--- BEGIN Supplied material ---

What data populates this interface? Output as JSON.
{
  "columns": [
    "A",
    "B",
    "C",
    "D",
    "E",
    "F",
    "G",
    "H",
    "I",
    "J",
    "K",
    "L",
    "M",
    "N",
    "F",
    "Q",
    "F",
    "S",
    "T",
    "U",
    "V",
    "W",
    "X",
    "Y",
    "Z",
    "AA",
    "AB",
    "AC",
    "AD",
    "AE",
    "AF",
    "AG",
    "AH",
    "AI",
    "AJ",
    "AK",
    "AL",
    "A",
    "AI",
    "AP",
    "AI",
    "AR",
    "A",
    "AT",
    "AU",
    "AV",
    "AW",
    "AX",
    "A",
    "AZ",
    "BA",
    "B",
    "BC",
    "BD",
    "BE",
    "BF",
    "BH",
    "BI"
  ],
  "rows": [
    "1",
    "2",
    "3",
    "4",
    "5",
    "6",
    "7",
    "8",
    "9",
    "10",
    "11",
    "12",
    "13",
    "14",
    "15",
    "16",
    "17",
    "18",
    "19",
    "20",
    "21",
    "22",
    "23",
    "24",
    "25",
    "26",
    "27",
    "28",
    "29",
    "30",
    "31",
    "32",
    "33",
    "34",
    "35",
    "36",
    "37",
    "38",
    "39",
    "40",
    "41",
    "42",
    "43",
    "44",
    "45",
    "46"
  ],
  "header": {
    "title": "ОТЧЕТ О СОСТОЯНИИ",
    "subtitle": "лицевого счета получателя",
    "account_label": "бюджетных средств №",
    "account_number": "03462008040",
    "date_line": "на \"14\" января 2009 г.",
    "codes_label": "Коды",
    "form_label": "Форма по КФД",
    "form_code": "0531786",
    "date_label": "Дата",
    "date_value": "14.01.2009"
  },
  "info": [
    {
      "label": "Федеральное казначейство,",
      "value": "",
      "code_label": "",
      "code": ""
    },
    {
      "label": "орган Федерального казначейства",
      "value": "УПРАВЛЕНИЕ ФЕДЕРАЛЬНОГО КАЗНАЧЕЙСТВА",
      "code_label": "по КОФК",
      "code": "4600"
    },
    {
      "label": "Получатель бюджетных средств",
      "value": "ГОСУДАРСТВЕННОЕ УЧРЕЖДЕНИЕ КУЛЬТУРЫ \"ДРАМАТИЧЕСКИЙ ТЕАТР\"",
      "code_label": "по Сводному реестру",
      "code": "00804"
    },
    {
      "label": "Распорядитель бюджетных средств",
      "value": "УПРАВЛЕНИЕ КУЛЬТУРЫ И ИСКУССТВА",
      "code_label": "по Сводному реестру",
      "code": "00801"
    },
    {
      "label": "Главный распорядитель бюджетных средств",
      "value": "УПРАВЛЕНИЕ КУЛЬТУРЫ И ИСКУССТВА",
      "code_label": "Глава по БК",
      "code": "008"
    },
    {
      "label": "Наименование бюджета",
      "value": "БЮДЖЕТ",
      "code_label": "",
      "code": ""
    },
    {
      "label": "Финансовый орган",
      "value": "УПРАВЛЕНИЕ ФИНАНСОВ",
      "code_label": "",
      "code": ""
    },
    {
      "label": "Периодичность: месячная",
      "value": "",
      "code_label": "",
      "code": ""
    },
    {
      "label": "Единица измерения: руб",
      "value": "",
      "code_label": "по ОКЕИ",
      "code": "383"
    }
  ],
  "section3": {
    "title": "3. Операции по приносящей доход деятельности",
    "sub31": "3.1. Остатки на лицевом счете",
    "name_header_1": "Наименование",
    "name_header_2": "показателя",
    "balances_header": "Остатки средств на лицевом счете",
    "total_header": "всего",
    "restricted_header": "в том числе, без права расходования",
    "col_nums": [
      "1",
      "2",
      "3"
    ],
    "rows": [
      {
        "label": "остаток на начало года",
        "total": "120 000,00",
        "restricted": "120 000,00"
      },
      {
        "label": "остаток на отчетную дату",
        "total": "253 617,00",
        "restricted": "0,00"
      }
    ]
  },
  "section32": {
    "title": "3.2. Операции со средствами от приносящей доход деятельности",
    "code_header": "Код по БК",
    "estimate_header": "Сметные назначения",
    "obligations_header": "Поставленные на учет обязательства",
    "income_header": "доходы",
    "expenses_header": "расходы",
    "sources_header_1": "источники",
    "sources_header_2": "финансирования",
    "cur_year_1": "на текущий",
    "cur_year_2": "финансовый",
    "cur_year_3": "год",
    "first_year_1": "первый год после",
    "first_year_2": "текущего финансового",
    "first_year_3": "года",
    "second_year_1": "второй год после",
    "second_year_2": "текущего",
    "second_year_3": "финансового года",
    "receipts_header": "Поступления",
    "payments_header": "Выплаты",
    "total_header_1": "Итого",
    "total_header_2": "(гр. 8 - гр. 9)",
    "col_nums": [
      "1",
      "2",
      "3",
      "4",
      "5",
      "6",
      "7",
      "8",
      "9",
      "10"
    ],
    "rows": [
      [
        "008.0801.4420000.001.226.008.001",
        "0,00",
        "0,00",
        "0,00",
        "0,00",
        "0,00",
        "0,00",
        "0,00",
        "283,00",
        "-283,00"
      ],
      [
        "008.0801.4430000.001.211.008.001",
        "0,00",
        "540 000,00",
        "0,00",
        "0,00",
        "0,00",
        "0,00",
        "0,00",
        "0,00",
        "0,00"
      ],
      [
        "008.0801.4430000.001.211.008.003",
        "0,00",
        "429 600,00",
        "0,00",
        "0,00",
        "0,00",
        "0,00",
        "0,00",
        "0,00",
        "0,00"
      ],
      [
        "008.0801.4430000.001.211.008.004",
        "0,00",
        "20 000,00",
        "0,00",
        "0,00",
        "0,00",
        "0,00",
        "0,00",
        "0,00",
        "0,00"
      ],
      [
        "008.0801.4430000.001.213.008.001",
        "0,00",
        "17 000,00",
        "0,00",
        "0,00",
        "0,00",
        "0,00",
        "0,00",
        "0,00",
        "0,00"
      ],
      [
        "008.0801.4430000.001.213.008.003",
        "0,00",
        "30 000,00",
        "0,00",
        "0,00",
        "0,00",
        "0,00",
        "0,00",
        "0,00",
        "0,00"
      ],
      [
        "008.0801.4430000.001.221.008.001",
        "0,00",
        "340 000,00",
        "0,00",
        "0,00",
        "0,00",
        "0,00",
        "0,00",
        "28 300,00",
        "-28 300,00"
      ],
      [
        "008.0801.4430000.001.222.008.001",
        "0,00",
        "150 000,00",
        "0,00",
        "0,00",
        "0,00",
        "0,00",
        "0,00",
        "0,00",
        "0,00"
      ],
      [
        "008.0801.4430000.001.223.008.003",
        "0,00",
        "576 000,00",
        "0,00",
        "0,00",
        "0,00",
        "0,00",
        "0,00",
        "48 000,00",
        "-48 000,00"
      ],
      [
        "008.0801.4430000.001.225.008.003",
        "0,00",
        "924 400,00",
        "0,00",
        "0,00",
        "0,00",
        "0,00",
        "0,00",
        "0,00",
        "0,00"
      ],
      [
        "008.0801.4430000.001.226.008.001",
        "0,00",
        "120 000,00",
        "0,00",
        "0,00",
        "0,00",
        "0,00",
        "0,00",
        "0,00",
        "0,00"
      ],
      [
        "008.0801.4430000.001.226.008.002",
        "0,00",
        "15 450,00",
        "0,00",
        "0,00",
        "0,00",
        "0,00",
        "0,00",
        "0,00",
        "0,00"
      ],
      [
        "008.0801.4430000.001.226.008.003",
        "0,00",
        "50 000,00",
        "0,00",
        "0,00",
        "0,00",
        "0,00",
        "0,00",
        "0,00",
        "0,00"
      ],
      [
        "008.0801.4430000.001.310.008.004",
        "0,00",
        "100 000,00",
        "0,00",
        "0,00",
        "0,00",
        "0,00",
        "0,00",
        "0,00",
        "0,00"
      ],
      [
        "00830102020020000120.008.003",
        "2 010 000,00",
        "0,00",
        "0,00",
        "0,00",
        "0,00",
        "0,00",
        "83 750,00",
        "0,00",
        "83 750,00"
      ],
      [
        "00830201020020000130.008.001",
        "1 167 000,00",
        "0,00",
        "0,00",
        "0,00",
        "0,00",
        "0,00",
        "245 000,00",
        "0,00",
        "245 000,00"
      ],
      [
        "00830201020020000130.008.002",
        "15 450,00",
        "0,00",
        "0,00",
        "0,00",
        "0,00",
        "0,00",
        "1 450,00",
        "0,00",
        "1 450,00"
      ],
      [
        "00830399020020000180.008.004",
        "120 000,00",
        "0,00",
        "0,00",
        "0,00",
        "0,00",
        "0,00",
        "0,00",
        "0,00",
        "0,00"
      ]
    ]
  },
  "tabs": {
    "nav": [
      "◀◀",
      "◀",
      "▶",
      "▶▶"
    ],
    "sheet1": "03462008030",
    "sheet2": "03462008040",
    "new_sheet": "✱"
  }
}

--- END Supplied material ---

What needs to be done:
Each line in the material either holds the string "приносящей" or does not. State how many do, and nothing else.

Task output:
2